RECORDS FOR THIS TASK

▬▬▬▬▬▬

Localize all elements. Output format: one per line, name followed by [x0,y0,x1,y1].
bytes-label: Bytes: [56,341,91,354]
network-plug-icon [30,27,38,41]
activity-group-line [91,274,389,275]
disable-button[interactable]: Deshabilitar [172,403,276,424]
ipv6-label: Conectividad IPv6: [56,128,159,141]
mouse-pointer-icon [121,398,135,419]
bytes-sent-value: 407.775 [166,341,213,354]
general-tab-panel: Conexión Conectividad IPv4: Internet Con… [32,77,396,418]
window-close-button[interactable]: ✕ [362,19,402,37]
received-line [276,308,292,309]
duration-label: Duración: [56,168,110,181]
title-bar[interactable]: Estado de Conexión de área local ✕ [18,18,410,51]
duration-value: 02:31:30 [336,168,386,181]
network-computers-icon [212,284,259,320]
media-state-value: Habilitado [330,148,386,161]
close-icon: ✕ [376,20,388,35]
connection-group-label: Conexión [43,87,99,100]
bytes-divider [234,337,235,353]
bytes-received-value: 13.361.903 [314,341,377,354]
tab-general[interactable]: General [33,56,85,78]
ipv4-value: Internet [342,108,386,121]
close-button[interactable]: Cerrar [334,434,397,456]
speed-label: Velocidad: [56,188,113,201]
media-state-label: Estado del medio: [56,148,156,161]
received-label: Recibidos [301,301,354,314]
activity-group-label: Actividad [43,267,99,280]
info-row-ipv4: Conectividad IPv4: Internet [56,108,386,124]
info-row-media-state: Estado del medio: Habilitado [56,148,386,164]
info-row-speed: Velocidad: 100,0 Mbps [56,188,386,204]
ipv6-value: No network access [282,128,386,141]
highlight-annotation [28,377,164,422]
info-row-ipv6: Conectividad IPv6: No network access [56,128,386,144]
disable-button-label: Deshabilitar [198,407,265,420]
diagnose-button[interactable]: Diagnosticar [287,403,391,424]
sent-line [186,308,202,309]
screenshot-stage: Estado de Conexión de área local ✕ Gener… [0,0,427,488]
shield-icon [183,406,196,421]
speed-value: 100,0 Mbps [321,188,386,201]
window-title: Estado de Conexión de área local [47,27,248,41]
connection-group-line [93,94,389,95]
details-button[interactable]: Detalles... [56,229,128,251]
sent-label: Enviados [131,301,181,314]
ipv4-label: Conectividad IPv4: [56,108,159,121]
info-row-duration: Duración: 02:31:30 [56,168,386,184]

▬▬▬▬▬▬

GOAL
Reproduce the rows verbatim, starting at the first row and ending at the row that contains "sent-label: Enviados [131,301,181,314]".

FULL ANSWER
Localize all elements. Output format: one per line, name followed by [x0,y0,x1,y1].
bytes-label: Bytes: [56,341,91,354]
network-plug-icon [30,27,38,41]
activity-group-line [91,274,389,275]
disable-button[interactable]: Deshabilitar [172,403,276,424]
ipv6-label: Conectividad IPv6: [56,128,159,141]
mouse-pointer-icon [121,398,135,419]
bytes-sent-value: 407.775 [166,341,213,354]
general-tab-panel: Conexión Conectividad IPv4: Internet Con… [32,77,396,418]
window-close-button[interactable]: ✕ [362,19,402,37]
received-line [276,308,292,309]
duration-label: Duración: [56,168,110,181]
title-bar[interactable]: Estado de Conexión de área local ✕ [18,18,410,51]
duration-value: 02:31:30 [336,168,386,181]
network-computers-icon [212,284,259,320]
media-state-value: Habilitado [330,148,386,161]
close-icon: ✕ [376,20,388,35]
connection-group-label: Conexión [43,87,99,100]
bytes-divider [234,337,235,353]
bytes-received-value: 13.361.903 [314,341,377,354]
tab-general[interactable]: General [33,56,85,78]
ipv4-value: Internet [342,108,386,121]
close-button[interactable]: Cerrar [334,434,397,456]
speed-label: Velocidad: [56,188,113,201]
media-state-label: Estado del medio: [56,148,156,161]
received-label: Recibidos [301,301,354,314]
activity-group-label: Actividad [43,267,99,280]
info-row-ipv4: Conectividad IPv4: Internet [56,108,386,124]
info-row-media-state: Estado del medio: Habilitado [56,148,386,164]
info-row-speed: Velocidad: 100,0 Mbps [56,188,386,204]
ipv6-value: No network access [282,128,386,141]
highlight-annotation [28,377,164,422]
info-row-ipv6: Conectividad IPv6: No network access [56,128,386,144]
disable-button-label: Deshabilitar [198,407,265,420]
diagnose-button[interactable]: Diagnosticar [287,403,391,424]
sent-line [186,308,202,309]
screenshot-stage: Estado de Conexión de área local ✕ Gener… [0,0,427,488]
shield-icon [183,406,196,421]
speed-value: 100,0 Mbps [321,188,386,201]
window-title: Estado de Conexión de área local [47,27,248,41]
connection-group-line [93,94,389,95]
details-button[interactable]: Detalles... [56,229,128,251]
sent-label: Enviados [131,301,181,314]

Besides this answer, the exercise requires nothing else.